--- Exercise aim ---
In the listing below, locate the lines bearing the word "text". Copy every one of them.

(Records contained in a dataset)
— begin —
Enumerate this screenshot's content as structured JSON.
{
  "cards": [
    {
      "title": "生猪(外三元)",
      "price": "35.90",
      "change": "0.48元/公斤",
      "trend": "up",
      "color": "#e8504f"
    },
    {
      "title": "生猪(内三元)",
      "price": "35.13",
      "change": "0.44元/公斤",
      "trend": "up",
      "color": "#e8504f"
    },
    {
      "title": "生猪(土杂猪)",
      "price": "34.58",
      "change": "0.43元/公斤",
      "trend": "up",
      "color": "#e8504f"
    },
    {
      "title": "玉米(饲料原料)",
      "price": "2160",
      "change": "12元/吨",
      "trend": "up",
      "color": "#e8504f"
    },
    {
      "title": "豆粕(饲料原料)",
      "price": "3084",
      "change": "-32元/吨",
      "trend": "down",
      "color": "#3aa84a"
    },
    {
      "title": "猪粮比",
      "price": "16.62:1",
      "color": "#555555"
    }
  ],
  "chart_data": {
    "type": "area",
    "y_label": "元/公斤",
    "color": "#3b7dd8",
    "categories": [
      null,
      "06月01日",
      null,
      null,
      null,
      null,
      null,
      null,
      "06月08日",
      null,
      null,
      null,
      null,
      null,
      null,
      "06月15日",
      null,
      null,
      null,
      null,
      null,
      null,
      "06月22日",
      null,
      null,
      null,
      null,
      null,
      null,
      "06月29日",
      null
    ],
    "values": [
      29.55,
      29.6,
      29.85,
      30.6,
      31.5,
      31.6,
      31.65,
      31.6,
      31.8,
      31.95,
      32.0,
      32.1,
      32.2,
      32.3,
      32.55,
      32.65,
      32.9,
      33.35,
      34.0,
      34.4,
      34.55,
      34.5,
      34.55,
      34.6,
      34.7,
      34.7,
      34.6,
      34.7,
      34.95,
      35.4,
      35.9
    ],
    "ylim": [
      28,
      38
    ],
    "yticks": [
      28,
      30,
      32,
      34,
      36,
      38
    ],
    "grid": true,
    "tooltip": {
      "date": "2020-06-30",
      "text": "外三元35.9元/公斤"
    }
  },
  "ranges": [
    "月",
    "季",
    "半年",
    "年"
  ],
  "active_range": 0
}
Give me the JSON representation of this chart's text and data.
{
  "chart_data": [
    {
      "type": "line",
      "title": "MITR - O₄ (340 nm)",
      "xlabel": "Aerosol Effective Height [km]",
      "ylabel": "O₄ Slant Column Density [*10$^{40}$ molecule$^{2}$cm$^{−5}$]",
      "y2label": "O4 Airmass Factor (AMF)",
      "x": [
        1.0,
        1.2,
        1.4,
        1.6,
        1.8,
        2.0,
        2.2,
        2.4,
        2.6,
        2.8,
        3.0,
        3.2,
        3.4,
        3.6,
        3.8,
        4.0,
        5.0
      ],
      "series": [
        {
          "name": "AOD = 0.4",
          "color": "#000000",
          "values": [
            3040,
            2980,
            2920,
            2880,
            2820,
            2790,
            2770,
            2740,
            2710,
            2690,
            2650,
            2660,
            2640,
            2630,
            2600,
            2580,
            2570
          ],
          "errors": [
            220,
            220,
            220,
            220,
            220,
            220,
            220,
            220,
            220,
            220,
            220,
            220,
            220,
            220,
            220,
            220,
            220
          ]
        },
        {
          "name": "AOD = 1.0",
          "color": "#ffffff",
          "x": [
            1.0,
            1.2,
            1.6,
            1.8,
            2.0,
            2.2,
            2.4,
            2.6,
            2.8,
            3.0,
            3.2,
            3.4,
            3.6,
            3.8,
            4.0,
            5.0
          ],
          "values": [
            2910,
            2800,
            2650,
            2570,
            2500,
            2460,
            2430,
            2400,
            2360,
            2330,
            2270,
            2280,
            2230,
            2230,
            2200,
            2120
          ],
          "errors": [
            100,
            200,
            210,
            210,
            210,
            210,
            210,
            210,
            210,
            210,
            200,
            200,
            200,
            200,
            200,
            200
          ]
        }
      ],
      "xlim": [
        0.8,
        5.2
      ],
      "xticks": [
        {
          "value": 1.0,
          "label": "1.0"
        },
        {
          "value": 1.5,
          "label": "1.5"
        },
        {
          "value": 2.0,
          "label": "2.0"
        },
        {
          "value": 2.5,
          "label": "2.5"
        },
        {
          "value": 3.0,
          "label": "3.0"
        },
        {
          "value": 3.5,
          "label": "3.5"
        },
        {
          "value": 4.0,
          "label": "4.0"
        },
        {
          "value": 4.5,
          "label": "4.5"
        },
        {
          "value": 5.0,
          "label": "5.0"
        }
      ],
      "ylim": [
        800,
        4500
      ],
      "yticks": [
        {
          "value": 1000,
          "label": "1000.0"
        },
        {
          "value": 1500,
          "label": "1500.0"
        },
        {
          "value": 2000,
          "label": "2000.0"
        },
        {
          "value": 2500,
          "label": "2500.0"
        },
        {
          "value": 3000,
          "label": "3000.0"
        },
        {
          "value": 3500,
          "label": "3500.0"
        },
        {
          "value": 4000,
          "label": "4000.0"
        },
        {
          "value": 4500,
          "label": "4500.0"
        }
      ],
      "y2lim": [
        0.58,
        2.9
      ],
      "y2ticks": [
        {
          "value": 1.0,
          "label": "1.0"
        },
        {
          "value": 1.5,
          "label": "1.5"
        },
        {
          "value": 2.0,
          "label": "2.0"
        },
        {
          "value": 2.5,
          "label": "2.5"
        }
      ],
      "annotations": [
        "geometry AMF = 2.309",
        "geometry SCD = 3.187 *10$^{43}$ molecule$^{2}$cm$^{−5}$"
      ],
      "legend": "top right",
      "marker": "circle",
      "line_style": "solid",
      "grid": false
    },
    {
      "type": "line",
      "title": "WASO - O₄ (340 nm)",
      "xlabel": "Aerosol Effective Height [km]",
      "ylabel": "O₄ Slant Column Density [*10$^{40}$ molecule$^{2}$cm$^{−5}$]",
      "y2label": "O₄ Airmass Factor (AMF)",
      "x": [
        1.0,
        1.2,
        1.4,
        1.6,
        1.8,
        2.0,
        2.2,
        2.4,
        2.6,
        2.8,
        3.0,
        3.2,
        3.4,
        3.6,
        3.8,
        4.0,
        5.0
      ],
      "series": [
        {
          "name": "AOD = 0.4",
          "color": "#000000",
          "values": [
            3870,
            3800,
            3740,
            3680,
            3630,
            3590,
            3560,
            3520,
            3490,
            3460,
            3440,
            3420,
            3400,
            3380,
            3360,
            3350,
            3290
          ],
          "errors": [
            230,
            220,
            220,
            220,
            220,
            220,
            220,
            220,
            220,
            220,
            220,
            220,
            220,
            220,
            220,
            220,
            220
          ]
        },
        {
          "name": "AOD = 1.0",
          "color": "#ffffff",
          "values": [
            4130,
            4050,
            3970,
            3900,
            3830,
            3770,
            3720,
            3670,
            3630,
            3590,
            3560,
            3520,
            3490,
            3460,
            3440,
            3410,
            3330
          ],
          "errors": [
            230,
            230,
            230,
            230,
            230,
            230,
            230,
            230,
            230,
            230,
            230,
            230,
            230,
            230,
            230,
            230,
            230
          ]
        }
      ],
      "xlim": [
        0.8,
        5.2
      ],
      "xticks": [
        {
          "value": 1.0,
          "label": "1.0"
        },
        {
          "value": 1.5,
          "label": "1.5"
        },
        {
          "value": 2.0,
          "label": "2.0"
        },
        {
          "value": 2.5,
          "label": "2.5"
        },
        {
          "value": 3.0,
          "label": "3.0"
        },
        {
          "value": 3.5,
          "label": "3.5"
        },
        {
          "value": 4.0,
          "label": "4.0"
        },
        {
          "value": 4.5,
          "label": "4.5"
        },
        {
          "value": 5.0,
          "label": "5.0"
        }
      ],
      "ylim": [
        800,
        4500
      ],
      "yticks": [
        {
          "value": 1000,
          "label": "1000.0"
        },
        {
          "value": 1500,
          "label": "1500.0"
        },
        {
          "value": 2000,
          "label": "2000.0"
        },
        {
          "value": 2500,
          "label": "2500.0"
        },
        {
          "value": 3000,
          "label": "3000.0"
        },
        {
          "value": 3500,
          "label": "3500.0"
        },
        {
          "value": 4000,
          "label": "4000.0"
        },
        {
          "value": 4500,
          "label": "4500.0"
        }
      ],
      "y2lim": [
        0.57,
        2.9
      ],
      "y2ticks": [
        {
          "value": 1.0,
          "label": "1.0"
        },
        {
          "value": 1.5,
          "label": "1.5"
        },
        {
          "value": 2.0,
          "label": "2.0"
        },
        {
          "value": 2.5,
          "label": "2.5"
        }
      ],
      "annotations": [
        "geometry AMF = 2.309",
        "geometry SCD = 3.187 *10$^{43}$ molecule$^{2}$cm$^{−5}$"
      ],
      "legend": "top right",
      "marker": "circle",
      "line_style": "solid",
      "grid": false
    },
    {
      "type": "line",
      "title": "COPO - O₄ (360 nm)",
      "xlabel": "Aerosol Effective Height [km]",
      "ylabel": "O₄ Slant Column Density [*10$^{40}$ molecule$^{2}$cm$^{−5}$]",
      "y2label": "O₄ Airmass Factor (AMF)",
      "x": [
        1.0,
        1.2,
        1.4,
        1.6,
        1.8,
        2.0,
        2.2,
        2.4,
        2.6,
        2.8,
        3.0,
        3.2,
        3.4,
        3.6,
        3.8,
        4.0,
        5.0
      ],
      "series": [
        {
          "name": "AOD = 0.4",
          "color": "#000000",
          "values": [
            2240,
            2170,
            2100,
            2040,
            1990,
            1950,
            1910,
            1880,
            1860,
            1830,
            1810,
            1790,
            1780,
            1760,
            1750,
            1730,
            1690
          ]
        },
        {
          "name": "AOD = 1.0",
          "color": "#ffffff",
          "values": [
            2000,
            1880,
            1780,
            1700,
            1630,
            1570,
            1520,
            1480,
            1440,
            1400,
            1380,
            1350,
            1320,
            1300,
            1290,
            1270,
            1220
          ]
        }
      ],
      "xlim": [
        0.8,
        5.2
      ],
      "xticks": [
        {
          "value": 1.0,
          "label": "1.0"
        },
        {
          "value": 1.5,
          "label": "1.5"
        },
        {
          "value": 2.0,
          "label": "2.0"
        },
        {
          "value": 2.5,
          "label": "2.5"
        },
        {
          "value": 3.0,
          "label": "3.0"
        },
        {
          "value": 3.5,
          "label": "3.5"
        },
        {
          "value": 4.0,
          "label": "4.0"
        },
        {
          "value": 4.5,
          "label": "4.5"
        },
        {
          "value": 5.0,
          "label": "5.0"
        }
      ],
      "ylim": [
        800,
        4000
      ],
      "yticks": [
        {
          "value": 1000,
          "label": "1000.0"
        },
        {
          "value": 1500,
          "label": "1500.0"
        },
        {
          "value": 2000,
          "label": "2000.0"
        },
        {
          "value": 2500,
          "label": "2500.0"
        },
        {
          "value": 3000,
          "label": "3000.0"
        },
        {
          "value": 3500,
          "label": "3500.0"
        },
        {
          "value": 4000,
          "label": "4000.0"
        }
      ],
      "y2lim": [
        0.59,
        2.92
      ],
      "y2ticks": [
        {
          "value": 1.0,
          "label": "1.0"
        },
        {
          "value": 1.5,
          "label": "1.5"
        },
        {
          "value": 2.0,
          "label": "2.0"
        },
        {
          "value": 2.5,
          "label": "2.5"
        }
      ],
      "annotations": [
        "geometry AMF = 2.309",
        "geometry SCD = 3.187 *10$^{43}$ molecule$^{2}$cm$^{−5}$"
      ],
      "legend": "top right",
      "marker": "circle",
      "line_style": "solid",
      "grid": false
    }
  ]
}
— end —
--- Task solution ---
      "text": "外三元35.9元/公斤"
Give me the JSON representation of this chart's text and data.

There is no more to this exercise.